[Records contained in a dataset]
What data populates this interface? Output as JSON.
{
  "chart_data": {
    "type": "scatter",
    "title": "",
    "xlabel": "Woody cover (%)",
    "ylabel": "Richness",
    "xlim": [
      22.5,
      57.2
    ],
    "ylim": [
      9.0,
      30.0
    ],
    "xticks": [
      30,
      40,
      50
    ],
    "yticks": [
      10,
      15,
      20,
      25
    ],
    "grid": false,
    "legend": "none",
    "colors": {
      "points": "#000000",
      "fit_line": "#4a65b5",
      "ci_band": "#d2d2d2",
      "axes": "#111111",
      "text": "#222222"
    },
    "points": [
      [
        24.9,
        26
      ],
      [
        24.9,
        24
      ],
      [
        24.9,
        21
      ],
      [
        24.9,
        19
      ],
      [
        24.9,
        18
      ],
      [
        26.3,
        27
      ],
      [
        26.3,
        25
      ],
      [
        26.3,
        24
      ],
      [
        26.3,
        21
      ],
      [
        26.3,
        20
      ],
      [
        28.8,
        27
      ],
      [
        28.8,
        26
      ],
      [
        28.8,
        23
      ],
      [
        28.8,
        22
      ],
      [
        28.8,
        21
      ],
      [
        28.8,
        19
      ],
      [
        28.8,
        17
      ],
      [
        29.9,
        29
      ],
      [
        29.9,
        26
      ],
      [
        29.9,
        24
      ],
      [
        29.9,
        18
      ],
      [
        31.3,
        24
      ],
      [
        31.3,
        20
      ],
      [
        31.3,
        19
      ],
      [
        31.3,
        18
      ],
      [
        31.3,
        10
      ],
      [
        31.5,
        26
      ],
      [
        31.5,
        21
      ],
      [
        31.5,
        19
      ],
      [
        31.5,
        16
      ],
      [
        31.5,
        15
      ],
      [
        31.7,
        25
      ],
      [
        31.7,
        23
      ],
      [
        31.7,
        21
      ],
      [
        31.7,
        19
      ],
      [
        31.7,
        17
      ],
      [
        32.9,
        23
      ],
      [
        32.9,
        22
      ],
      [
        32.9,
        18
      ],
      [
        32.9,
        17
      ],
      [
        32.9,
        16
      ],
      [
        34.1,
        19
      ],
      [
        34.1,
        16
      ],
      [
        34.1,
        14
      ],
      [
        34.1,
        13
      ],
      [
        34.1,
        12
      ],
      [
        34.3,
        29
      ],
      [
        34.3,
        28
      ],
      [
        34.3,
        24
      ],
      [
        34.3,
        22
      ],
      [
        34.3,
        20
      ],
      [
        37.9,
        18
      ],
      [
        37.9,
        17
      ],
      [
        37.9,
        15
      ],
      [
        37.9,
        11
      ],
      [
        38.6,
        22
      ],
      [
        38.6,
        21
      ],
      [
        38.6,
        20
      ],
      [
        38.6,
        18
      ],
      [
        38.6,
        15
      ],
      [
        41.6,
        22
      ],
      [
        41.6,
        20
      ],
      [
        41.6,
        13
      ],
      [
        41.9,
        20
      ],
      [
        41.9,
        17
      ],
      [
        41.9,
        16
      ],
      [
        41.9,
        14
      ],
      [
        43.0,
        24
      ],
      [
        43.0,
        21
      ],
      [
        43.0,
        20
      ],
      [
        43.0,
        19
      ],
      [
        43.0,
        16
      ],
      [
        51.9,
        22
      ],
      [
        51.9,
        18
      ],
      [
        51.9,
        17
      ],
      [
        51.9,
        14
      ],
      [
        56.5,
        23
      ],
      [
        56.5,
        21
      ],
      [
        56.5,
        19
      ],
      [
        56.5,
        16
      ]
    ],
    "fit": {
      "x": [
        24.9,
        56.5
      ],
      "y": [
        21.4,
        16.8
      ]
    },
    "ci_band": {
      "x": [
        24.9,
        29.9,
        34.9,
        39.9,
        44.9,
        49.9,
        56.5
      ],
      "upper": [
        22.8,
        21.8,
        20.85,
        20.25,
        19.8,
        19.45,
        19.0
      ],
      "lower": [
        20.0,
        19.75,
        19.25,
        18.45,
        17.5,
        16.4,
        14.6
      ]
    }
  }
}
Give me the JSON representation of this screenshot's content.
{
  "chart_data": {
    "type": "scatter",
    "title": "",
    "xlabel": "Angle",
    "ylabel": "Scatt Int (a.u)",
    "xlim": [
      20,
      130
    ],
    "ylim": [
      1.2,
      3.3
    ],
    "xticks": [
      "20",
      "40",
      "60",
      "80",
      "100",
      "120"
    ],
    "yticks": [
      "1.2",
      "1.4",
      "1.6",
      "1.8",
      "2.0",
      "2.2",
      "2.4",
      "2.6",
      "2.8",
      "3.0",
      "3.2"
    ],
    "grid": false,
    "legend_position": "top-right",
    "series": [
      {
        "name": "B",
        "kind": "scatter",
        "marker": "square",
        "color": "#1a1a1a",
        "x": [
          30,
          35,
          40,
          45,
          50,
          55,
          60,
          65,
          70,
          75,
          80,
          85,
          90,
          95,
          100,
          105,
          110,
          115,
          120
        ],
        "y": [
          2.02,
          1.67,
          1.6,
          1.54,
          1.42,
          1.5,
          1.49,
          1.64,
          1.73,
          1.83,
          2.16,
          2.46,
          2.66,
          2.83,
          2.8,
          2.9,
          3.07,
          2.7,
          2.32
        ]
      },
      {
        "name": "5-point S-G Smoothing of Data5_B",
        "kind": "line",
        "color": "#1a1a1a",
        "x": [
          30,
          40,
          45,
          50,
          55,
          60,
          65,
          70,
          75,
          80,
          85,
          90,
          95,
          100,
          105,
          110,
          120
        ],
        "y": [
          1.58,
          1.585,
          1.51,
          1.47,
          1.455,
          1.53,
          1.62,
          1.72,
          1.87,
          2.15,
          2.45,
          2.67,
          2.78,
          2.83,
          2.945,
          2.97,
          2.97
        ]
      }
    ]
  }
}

### Short task
Would you reproduce the material above in full, exactly as given?

### Answer for this exercise
What data populates this interface? Output as JSON.
{
  "chart_data": {
    "type": "scatter",
    "title": "",
    "xlabel": "Woody cover (%)",
    "ylabel": "Richness",
    "xlim": [
      22.5,
      57.2
    ],
    "ylim": [
      9.0,
      30.0
    ],
    "xticks": [
      30,
      40,
      50
    ],
    "yticks": [
      10,
      15,
      20,
      25
    ],
    "grid": false,
    "legend": "none",
    "colors": {
      "points": "#000000",
      "fit_line": "#4a65b5",
      "ci_band": "#d2d2d2",
      "axes": "#111111",
      "text": "#222222"
    },
    "points": [
      [
        24.9,
        26
      ],
      [
        24.9,
        24
      ],
      [
        24.9,
        21
      ],
      [
        24.9,
        19
      ],
      [
        24.9,
        18
      ],
      [
        26.3,
        27
      ],
      [
        26.3,
        25
      ],
      [
        26.3,
        24
      ],
      [
        26.3,
        21
      ],
      [
        26.3,
        20
      ],
      [
        28.8,
        27
      ],
      [
        28.8,
        26
      ],
      [
        28.8,
        23
      ],
      [
        28.8,
        22
      ],
      [
        28.8,
        21
      ],
      [
        28.8,
        19
      ],
      [
        28.8,
        17
      ],
      [
        29.9,
        29
      ],
      [
        29.9,
        26
      ],
      [
        29.9,
        24
      ],
      [
        29.9,
        18
      ],
      [
        31.3,
        24
      ],
      [
        31.3,
        20
      ],
      [
        31.3,
        19
      ],
      [
        31.3,
        18
      ],
      [
        31.3,
        10
      ],
      [
        31.5,
        26
      ],
      [
        31.5,
        21
      ],
      [
        31.5,
        19
      ],
      [
        31.5,
        16
      ],
      [
        31.5,
        15
      ],
      [
        31.7,
        25
      ],
      [
        31.7,
        23
      ],
      [
        31.7,
        21
      ],
      [
        31.7,
        19
      ],
      [
        31.7,
        17
      ],
      [
        32.9,
        23
      ],
      [
        32.9,
        22
      ],
      [
        32.9,
        18
      ],
      [
        32.9,
        17
      ],
      [
        32.9,
        16
      ],
      [
        34.1,
        19
      ],
      [
        34.1,
        16
      ],
      [
        34.1,
        14
      ],
      [
        34.1,
        13
      ],
      [
        34.1,
        12
      ],
      [
        34.3,
        29
      ],
      [
        34.3,
        28
      ],
      [
        34.3,
        24
      ],
      [
        34.3,
        22
      ],
      [
        34.3,
        20
      ],
      [
        37.9,
        18
      ],
      [
        37.9,
        17
      ],
      [
        37.9,
        15
      ],
      [
        37.9,
        11
      ],
      [
        38.6,
        22
      ],
      [
        38.6,
        21
      ],
      [
        38.6,
        20
      ],
      [
        38.6,
        18
      ],
      [
        38.6,
        15
      ],
      [
        41.6,
        22
      ],
      [
        41.6,
        20
      ],
      [
        41.6,
        13
      ],
      [
        41.9,
        20
      ],
      [
        41.9,
        17
      ],
      [
        41.9,
        16
      ],
      [
        41.9,
        14
      ],
      [
        43.0,
        24
      ],
      [
        43.0,
        21
      ],
      [
        43.0,
        20
      ],
      [
        43.0,
        19
      ],
      [
        43.0,
        16
      ],
      [
        51.9,
        22
      ],
      [
        51.9,
        18
      ],
      [
        51.9,
        17
      ],
      [
        51.9,
        14
      ],
      [
        56.5,
        23
      ],
      [
        56.5,
        21
      ],
      [
        56.5,
        19
      ],
      [
        56.5,
        16
      ]
    ],
    "fit": {
      "x": [
        24.9,
        56.5
      ],
      "y": [
        21.4,
        16.8
      ]
    },
    "ci_band": {
      "x": [
        24.9,
        29.9,
        34.9,
        39.9,
        44.9,
        49.9,
        56.5
      ],
      "upper": [
        22.8,
        21.8,
        20.85,
        20.25,
        19.8,
        19.45,
        19.0
      ],
      "lower": [
        20.0,
        19.75,
        19.25,
        18.45,
        17.5,
        16.4,
        14.6
      ]
    }
  }
}
Give me the JSON representation of this screenshot's content.
{
  "chart_data": {
    "type": "scatter",
    "title": "",
    "xlabel": "Angle",
    "ylabel": "Scatt Int (a.u)",
    "xlim": [
      20,
      130
    ],
    "ylim": [
      1.2,
      3.3
    ],
    "xticks": [
      "20",
      "40",
      "60",
      "80",
      "100",
      "120"
    ],
    "yticks": [
      "1.2",
      "1.4",
      "1.6",
      "1.8",
      "2.0",
      "2.2",
      "2.4",
      "2.6",
      "2.8",
      "3.0",
      "3.2"
    ],
    "grid": false,
    "legend_position": "top-right",
    "series": [
      {
        "name": "B",
        "kind": "scatter",
        "marker": "square",
        "color": "#1a1a1a",
        "x": [
          30,
          35,
          40,
          45,
          50,
          55,
          60,
          65,
          70,
          75,
          80,
          85,
          90,
          95,
          100,
          105,
          110,
          115,
          120
        ],
        "y": [
          2.02,
          1.67,
          1.6,
          1.54,
          1.42,
          1.5,
          1.49,
          1.64,
          1.73,
          1.83,
          2.16,
          2.46,
          2.66,
          2.83,
          2.8,
          2.9,
          3.07,
          2.7,
          2.32
        ]
      },
      {
        "name": "5-point S-G Smoothing of Data5_B",
        "kind": "line",
        "color": "#1a1a1a",
        "x": [
          30,
          40,
          45,
          50,
          55,
          60,
          65,
          70,
          75,
          80,
          85,
          90,
          95,
          100,
          105,
          110,
          120
        ],
        "y": [
          1.58,
          1.585,
          1.51,
          1.47,
          1.455,
          1.53,
          1.62,
          1.72,
          1.87,
          2.15,
          2.45,
          2.67,
          2.78,
          2.83,
          2.945,
          2.97,
          2.97
        ]
      }
    ]
  }
}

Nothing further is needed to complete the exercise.